- Task objective -
Give a verbatim quotation of every record.

- Material for this task -
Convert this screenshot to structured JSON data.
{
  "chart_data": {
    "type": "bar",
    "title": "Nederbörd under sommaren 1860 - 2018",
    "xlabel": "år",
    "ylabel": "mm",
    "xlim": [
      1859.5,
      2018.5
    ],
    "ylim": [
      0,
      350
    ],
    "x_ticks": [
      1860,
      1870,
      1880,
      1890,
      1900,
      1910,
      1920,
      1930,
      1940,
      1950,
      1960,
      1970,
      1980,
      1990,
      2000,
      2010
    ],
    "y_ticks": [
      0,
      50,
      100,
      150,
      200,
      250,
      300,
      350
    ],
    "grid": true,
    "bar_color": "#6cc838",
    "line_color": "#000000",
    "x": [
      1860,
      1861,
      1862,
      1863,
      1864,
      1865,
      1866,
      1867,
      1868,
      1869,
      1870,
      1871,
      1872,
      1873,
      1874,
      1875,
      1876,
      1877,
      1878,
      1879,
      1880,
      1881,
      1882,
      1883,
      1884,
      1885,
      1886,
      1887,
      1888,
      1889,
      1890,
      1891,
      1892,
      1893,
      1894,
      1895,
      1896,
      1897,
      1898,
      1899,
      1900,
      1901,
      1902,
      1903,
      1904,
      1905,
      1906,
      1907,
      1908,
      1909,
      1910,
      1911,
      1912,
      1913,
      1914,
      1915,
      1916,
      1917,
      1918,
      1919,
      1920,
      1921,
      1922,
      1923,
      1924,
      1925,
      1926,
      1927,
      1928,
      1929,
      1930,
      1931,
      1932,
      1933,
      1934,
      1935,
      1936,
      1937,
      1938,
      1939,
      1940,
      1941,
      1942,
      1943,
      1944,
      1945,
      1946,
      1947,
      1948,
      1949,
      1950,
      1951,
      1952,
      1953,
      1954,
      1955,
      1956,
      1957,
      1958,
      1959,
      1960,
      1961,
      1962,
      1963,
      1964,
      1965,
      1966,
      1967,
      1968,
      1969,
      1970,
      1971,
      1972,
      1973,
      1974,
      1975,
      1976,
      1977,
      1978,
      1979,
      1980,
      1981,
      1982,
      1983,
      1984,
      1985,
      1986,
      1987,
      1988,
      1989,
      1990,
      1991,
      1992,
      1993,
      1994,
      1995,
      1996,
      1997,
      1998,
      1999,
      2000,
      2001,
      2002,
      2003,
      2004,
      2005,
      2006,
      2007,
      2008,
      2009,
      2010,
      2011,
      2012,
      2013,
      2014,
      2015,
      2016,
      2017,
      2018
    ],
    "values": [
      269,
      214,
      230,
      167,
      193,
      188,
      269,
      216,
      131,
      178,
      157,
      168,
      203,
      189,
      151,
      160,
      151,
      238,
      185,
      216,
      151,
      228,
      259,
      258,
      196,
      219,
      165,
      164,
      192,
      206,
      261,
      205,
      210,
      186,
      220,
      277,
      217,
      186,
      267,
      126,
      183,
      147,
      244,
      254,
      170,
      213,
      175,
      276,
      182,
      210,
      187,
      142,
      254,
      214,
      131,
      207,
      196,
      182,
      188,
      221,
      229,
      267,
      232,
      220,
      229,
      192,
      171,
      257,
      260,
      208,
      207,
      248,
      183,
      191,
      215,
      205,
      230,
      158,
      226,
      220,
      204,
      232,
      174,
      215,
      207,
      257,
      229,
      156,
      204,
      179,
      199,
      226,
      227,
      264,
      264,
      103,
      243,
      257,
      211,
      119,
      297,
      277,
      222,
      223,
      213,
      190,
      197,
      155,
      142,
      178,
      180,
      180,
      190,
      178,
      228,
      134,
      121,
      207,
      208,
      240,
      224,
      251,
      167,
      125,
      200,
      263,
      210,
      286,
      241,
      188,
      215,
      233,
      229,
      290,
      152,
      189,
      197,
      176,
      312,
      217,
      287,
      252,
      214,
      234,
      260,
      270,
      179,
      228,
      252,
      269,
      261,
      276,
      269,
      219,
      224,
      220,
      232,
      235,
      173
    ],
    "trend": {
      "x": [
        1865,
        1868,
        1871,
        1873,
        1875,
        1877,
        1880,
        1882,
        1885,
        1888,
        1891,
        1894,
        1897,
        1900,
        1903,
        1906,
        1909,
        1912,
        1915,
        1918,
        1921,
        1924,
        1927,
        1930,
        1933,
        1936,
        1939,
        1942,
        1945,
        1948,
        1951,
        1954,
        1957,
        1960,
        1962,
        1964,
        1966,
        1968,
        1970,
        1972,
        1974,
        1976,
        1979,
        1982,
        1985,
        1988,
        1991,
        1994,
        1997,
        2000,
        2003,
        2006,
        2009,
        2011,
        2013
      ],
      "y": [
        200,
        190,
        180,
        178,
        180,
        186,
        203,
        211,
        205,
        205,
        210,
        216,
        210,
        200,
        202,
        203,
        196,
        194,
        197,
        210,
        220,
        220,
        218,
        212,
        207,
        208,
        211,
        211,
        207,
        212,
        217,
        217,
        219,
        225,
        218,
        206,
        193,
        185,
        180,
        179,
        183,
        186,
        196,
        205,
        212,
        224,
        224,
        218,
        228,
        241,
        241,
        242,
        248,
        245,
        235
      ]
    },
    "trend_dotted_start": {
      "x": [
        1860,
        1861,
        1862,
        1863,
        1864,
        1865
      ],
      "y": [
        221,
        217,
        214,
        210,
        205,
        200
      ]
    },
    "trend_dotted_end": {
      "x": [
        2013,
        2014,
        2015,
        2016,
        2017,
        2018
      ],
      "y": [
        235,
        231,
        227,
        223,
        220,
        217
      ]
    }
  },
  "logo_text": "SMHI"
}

- Written answer -
Convert this screenshot to structured JSON data.
{
  "chart_data": {
    "type": "bar",
    "title": "Nederbörd under sommaren 1860 - 2018",
    "xlabel": "år",
    "ylabel": "mm",
    "xlim": [
      1859.5,
      2018.5
    ],
    "ylim": [
      0,
      350
    ],
    "x_ticks": [
      1860,
      1870,
      1880,
      1890,
      1900,
      1910,
      1920,
      1930,
      1940,
      1950,
      1960,
      1970,
      1980,
      1990,
      2000,
      2010
    ],
    "y_ticks": [
      0,
      50,
      100,
      150,
      200,
      250,
      300,
      350
    ],
    "grid": true,
    "bar_color": "#6cc838",
    "line_color": "#000000",
    "x": [
      1860,
      1861,
      1862,
      1863,
      1864,
      1865,
      1866,
      1867,
      1868,
      1869,
      1870,
      1871,
      1872,
      1873,
      1874,
      1875,
      1876,
      1877,
      1878,
      1879,
      1880,
      1881,
      1882,
      1883,
      1884,
      1885,
      1886,
      1887,
      1888,
      1889,
      1890,
      1891,
      1892,
      1893,
      1894,
      1895,
      1896,
      1897,
      1898,
      1899,
      1900,
      1901,
      1902,
      1903,
      1904,
      1905,
      1906,
      1907,
      1908,
      1909,
      1910,
      1911,
      1912,
      1913,
      1914,
      1915,
      1916,
      1917,
      1918,
      1919,
      1920,
      1921,
      1922,
      1923,
      1924,
      1925,
      1926,
      1927,
      1928,
      1929,
      1930,
      1931,
      1932,
      1933,
      1934,
      1935,
      1936,
      1937,
      1938,
      1939,
      1940,
      1941,
      1942,
      1943,
      1944,
      1945,
      1946,
      1947,
      1948,
      1949,
      1950,
      1951,
      1952,
      1953,
      1954,
      1955,
      1956,
      1957,
      1958,
      1959,
      1960,
      1961,
      1962,
      1963,
      1964,
      1965,
      1966,
      1967,
      1968,
      1969,
      1970,
      1971,
      1972,
      1973,
      1974,
      1975,
      1976,
      1977,
      1978,
      1979,
      1980,
      1981,
      1982,
      1983,
      1984,
      1985,
      1986,
      1987,
      1988,
      1989,
      1990,
      1991,
      1992,
      1993,
      1994,
      1995,
      1996,
      1997,
      1998,
      1999,
      2000,
      2001,
      2002,
      2003,
      2004,
      2005,
      2006,
      2007,
      2008,
      2009,
      2010,
      2011,
      2012,
      2013,
      2014,
      2015,
      2016,
      2017,
      2018
    ],
    "values": [
      269,
      214,
      230,
      167,
      193,
      188,
      269,
      216,
      131,
      178,
      157,
      168,
      203,
      189,
      151,
      160,
      151,
      238,
      185,
      216,
      151,
      228,
      259,
      258,
      196,
      219,
      165,
      164,
      192,
      206,
      261,
      205,
      210,
      186,
      220,
      277,
      217,
      186,
      267,
      126,
      183,
      147,
      244,
      254,
      170,
      213,
      175,
      276,
      182,
      210,
      187,
      142,
      254,
      214,
      131,
      207,
      196,
      182,
      188,
      221,
      229,
      267,
      232,
      220,
      229,
      192,
      171,
      257,
      260,
      208,
      207,
      248,
      183,
      191,
      215,
      205,
      230,
      158,
      226,
      220,
      204,
      232,
      174,
      215,
      207,
      257,
      229,
      156,
      204,
      179,
      199,
      226,
      227,
      264,
      264,
      103,
      243,
      257,
      211,
      119,
      297,
      277,
      222,
      223,
      213,
      190,
      197,
      155,
      142,
      178,
      180,
      180,
      190,
      178,
      228,
      134,
      121,
      207,
      208,
      240,
      224,
      251,
      167,
      125,
      200,
      263,
      210,
      286,
      241,
      188,
      215,
      233,
      229,
      290,
      152,
      189,
      197,
      176,
      312,
      217,
      287,
      252,
      214,
      234,
      260,
      270,
      179,
      228,
      252,
      269,
      261,
      276,
      269,
      219,
      224,
      220,
      232,
      235,
      173
    ],
    "trend": {
      "x": [
        1865,
        1868,
        1871,
        1873,
        1875,
        1877,
        1880,
        1882,
        1885,
        1888,
        1891,
        1894,
        1897,
        1900,
        1903,
        1906,
        1909,
        1912,
        1915,
        1918,
        1921,
        1924,
        1927,
        1930,
        1933,
        1936,
        1939,
        1942,
        1945,
        1948,
        1951,
        1954,
        1957,
        1960,
        1962,
        1964,
        1966,
        1968,
        1970,
        1972,
        1974,
        1976,
        1979,
        1982,
        1985,
        1988,
        1991,
        1994,
        1997,
        2000,
        2003,
        2006,
        2009,
        2011,
        2013
      ],
      "y": [
        200,
        190,
        180,
        178,
        180,
        186,
        203,
        211,
        205,
        205,
        210,
        216,
        210,
        200,
        202,
        203,
        196,
        194,
        197,
        210,
        220,
        220,
        218,
        212,
        207,
        208,
        211,
        211,
        207,
        212,
        217,
        217,
        219,
        225,
        218,
        206,
        193,
        185,
        180,
        179,
        183,
        186,
        196,
        205,
        212,
        224,
        224,
        218,
        228,
        241,
        241,
        242,
        248,
        245,
        235
      ]
    },
    "trend_dotted_start": {
      "x": [
        1860,
        1861,
        1862,
        1863,
        1864,
        1865
      ],
      "y": [
        221,
        217,
        214,
        210,
        205,
        200
      ]
    },
    "trend_dotted_end": {
      "x": [
        2013,
        2014,
        2015,
        2016,
        2017,
        2018
      ],
      "y": [
        235,
        231,
        227,
        223,
        220,
        217
      ]
    }
  },
  "logo_text": "SMHI"
}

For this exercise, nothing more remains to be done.